Each entry that follows is to be retyped exactly. Pictures do not belong in the copy.
-- MATERIAL PROVIDED start --
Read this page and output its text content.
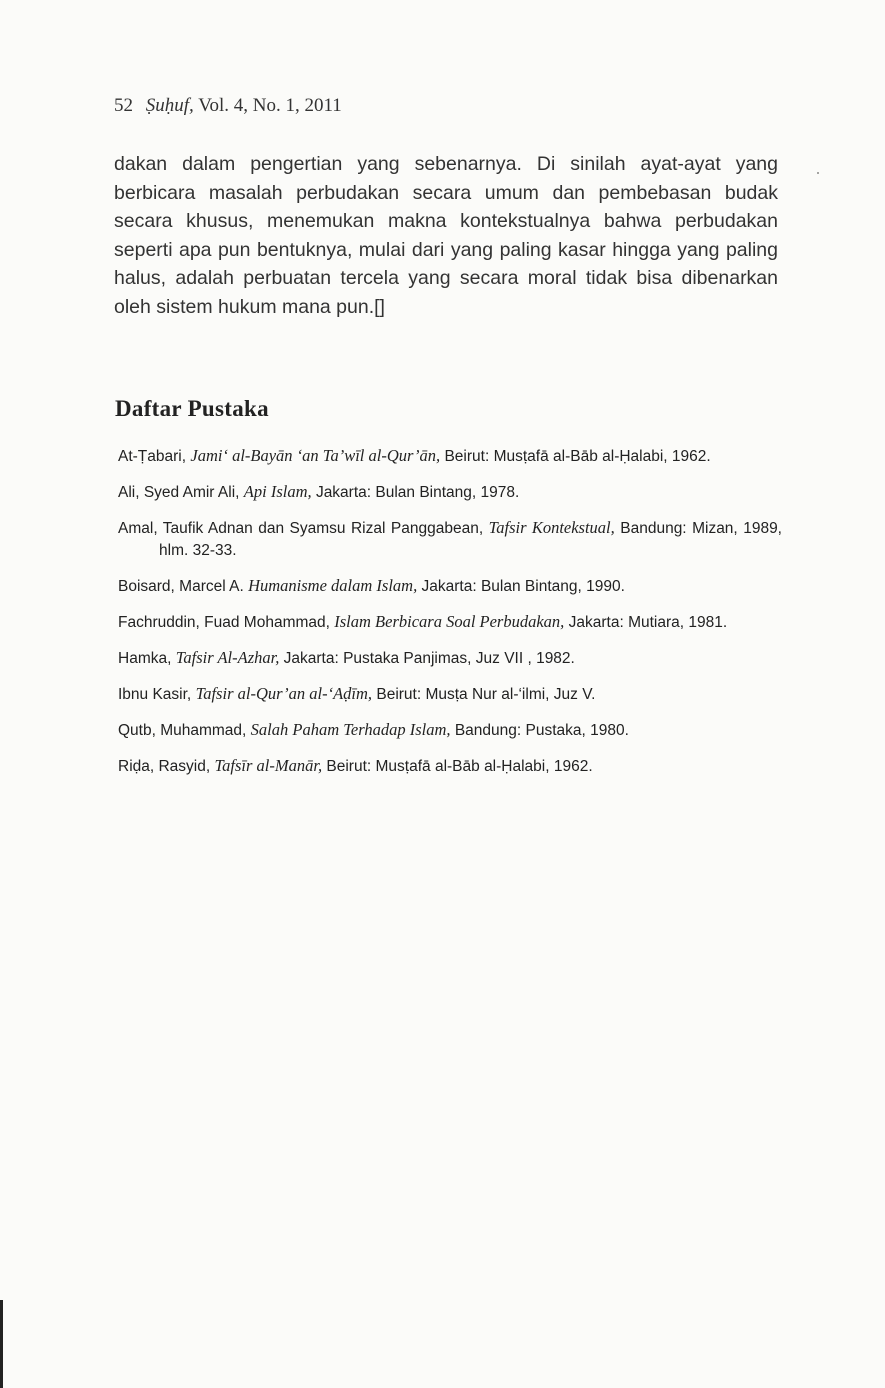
52 Ṣuḥuf, Vol. 4, No. 1, 2011

dakan dalam pengertian yang sebenarnya. Di sinilah ayat-ayat yang berbicara masalah perbudakan secara umum dan pembebasan budak secara khusus, menemukan makna kontekstualnya bahwa perbudakan seperti apa pun bentuknya, mulai dari yang paling kasar hingga yang paling halus, adalah perbuatan tercela yang secara moral tidak bisa dibenarkan oleh sistem hukum mana pun.[]

Daftar Pustaka
At-Ṭabari, Jami‘ al-Bayān ‘an Ta’wīl al-Qur’ān, Beirut: Musṭafā al-Bāb al-Ḥalabi, 1962.
Ali, Syed Amir Ali, Api Islam, Jakarta: Bulan Bintang, 1978.
Amal, Taufik Adnan dan Syamsu Rizal Panggabean, Tafsir Kontekstual, Bandung: Mizan, 1989, hlm. 32-33.
Boisard, Marcel A. Humanisme dalam Islam, Jakarta: Bulan Bintang, 1990.
Fachruddin, Fuad Mohammad, Islam Berbicara Soal Perbudakan, Jakarta: Mutiara, 1981.
Hamka, Tafsir Al-Azhar, Jakarta: Pustaka Panjimas, Juz VII , 1982.
Ibnu Kasir, Tafsir al-Qur’an al-‘Aḍīm, Beirut: Musṭa Nur al-‘ilmi, Juz V.
Qutb, Muhammad, Salah Paham Terhadap Islam, Bandung: Pustaka, 1980.
Riḍa, Rasyid, Tafsīr al-Manār, Beirut: Musṭafā al-Bāb al-Ḥalabi, 1962.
-- MATERIAL PROVIDED end --
→ **RESULT OF THE EXERCISE**:
Read this page and output its text content.
52 Ṣuḥuf, Vol. 4, No. 1, 2011

dakan dalam pengertian yang sebenarnya. Di sinilah ayat-ayat yang berbicara masalah perbudakan secara umum dan pembebasan budak secara khusus, menemukan makna kontekstualnya bahwa perbudakan seperti apa pun bentuknya, mulai dari yang paling kasar hingga yang paling halus, adalah perbuatan tercela yang secara moral tidak bisa dibenarkan oleh sistem hukum mana pun.[]

Daftar Pustaka
At-Ṭabari, Jami‘ al-Bayān ‘an Ta’wīl al-Qur’ān, Beirut: Musṭafā al-Bāb al-Ḥalabi, 1962.
Ali, Syed Amir Ali, Api Islam, Jakarta: Bulan Bintang, 1978.
Amal, Taufik Adnan dan Syamsu Rizal Panggabean, Tafsir Kontekstual, Bandung: Mizan, 1989, hlm. 32-33.
Boisard, Marcel A. Humanisme dalam Islam, Jakarta: Bulan Bintang, 1990.
Fachruddin, Fuad Mohammad, Islam Berbicara Soal Perbudakan, Jakarta: Mutiara, 1981.
Hamka, Tafsir Al-Azhar, Jakarta: Pustaka Panjimas, Juz VII , 1982.
Ibnu Kasir, Tafsir al-Qur’an al-‘Aḍīm, Beirut: Musṭa Nur al-‘ilmi, Juz V.
Qutb, Muhammad, Salah Paham Terhadap Islam, Bandung: Pustaka, 1980.
Riḍa, Rasyid, Tafsīr al-Manār, Beirut: Musṭafā al-Bāb al-Ḥalabi, 1962.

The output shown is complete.